[The problem]:
Write the records below out again exactly as given, with no images.

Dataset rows
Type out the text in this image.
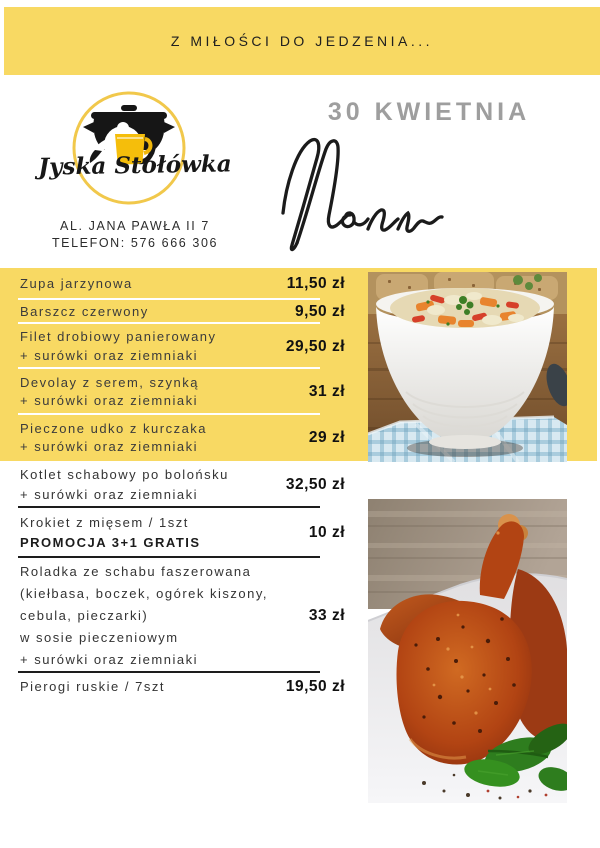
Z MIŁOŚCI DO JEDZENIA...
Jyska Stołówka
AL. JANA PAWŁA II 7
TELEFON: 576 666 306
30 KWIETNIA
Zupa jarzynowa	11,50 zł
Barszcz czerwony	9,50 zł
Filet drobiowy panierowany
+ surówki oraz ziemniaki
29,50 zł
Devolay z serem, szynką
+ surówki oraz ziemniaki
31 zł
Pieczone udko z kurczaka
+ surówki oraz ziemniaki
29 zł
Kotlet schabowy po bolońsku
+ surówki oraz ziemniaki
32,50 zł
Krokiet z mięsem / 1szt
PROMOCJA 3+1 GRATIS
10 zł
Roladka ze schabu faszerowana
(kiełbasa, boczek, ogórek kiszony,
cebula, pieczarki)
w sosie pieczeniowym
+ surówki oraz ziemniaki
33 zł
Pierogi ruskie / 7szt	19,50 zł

[Task result]:
Type out the text in this image.
Z MIŁOŚCI DO JEDZENIA...
Jyska Stołówka
AL. JANA PAWŁA II 7
TELEFON: 576 666 306
30 KWIETNIA
Zupa jarzynowa	11,50 zł
Barszcz czerwony	9,50 zł
Filet drobiowy panierowany
+ surówki oraz ziemniaki
29,50 zł
Devolay z serem, szynką
+ surówki oraz ziemniaki
31 zł
Pieczone udko z kurczaka
+ surówki oraz ziemniaki
29 zł
Kotlet schabowy po bolońsku
+ surówki oraz ziemniaki
32,50 zł
Krokiet z mięsem / 1szt
PROMOCJA 3+1 GRATIS
10 zł
Roladka ze schabu faszerowana
(kiełbasa, boczek, ogórek kiszony,
cebula, pieczarki)
w sosie pieczeniowym
+ surówki oraz ziemniaki
33 zł
Pierogi ruskie / 7szt	19,50 zł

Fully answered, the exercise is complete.